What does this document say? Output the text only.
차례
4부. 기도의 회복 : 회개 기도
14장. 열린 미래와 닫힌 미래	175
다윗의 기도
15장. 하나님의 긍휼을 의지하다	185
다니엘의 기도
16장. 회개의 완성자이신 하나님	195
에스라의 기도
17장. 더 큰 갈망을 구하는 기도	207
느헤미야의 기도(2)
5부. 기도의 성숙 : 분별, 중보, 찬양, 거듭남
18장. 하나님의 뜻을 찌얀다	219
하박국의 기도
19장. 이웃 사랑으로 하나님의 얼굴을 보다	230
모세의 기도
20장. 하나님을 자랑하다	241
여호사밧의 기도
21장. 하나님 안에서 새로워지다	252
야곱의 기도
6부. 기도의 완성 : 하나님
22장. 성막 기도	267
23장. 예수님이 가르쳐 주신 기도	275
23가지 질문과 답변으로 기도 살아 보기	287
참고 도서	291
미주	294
————
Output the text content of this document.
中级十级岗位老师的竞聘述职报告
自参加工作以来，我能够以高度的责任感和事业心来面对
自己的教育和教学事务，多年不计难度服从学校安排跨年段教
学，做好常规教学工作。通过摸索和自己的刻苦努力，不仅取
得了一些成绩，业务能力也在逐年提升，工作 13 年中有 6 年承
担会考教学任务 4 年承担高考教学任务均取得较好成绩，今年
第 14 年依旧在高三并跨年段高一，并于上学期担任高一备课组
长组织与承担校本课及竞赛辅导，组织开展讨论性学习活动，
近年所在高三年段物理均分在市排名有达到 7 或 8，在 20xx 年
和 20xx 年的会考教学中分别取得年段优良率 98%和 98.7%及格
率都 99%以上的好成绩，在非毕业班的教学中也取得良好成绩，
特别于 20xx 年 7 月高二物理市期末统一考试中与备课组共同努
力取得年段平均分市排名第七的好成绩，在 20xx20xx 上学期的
————
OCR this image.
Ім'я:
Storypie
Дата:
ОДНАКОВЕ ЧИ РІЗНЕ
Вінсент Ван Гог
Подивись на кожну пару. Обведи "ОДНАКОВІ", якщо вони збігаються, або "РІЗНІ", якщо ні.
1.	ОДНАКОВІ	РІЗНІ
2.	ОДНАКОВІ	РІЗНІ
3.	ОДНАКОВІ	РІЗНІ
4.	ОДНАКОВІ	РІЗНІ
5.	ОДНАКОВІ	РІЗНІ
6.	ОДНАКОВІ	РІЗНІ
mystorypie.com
————
### Challenge
Determine how many lines of the listing hold the word "document" and reply with that figure alone.

### Response to this exercise
2